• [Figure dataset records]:
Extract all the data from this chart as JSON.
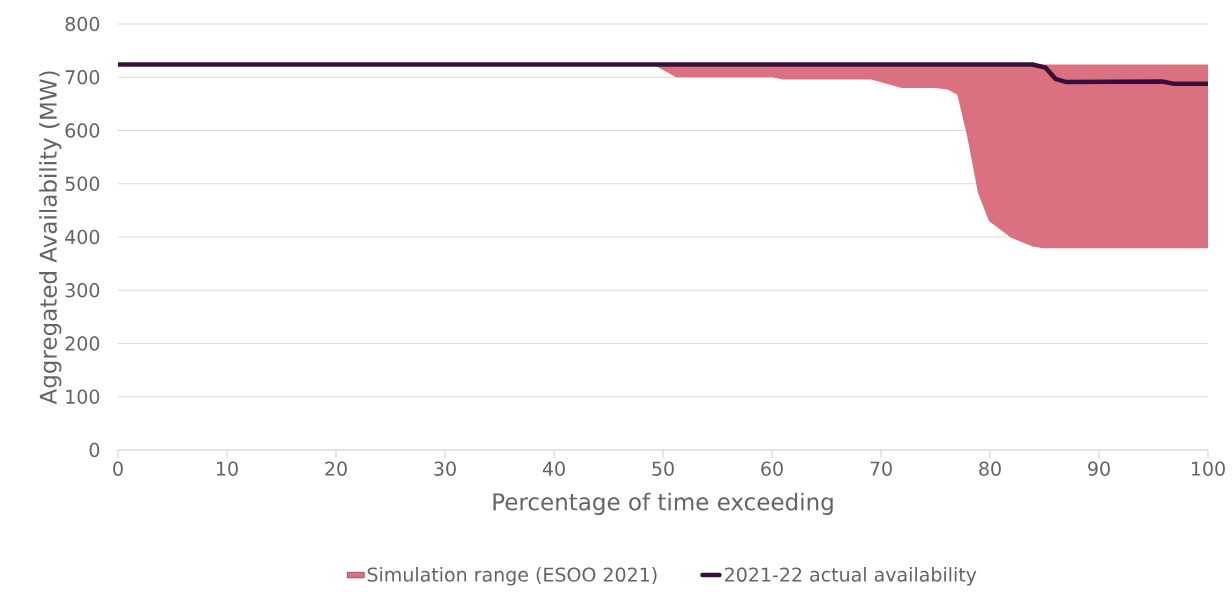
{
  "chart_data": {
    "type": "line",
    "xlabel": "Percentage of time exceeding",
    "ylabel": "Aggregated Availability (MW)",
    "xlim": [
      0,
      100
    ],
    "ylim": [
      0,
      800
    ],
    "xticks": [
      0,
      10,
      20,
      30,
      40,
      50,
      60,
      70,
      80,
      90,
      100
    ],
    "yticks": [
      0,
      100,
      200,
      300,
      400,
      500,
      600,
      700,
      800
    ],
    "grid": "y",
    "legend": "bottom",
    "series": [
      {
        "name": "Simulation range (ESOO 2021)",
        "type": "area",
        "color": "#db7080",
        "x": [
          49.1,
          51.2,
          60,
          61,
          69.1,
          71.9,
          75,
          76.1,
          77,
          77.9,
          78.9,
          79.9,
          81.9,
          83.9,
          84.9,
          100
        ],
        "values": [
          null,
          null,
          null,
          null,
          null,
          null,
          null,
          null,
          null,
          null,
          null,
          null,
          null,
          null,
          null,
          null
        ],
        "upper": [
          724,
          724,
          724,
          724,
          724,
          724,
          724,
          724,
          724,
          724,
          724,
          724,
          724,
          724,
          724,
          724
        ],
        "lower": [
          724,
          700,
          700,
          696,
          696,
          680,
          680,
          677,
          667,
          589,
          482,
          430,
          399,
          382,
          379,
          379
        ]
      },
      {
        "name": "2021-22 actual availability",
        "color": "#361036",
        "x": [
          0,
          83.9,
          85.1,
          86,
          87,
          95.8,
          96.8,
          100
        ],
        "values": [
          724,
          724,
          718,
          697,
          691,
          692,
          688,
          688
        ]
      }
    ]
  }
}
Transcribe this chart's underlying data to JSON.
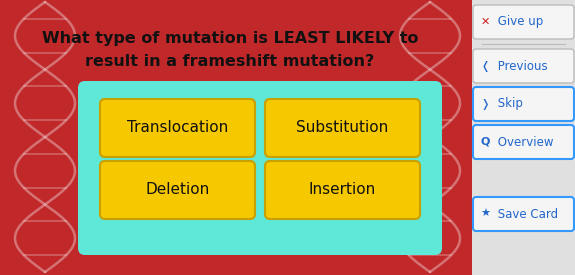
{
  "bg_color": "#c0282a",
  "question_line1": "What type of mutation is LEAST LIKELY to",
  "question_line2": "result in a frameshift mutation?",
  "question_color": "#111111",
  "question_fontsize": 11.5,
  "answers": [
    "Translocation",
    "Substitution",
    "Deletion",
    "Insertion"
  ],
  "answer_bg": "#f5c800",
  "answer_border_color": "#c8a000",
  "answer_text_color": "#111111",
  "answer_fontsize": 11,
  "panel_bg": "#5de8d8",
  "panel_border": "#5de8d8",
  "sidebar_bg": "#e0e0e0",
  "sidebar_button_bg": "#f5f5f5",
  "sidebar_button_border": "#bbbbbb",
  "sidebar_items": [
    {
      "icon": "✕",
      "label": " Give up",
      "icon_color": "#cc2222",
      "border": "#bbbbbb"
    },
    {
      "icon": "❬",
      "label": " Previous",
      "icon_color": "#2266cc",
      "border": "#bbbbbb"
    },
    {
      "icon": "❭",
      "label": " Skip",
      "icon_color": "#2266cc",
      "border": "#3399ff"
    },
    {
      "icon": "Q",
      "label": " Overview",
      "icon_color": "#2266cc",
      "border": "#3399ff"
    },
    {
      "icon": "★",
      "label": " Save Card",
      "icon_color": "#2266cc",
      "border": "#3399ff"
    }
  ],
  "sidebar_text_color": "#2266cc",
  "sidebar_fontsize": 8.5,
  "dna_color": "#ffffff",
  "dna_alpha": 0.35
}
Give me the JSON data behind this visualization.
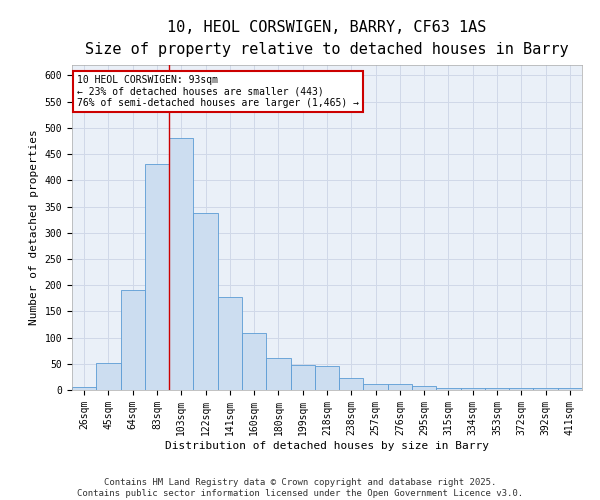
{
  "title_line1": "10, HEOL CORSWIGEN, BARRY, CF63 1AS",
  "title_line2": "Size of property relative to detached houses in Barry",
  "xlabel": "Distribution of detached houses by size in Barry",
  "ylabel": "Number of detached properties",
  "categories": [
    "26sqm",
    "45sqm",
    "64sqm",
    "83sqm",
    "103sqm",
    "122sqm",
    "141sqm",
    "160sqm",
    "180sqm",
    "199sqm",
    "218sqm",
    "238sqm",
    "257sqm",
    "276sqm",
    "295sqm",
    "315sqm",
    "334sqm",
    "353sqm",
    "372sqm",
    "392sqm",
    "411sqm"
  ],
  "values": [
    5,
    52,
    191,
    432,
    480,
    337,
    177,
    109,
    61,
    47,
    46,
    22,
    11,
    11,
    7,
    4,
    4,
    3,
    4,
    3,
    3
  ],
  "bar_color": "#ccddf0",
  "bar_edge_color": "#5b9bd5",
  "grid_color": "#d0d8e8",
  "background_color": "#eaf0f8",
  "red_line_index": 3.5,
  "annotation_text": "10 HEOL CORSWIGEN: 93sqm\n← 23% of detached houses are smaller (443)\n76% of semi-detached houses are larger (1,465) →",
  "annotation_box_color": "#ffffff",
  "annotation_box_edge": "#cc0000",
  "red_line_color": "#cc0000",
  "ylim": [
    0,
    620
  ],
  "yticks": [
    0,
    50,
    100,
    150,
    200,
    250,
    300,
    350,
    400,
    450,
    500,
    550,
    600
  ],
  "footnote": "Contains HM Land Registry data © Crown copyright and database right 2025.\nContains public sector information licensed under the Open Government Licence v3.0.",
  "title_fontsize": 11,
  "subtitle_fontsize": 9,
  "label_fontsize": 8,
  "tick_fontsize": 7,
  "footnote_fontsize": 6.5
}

• [TASK INSTRUCTIONS]: State how many lines in the entries above include the word "Give"; reply with the number alone.

• [EXERCISE ANSWER]: 2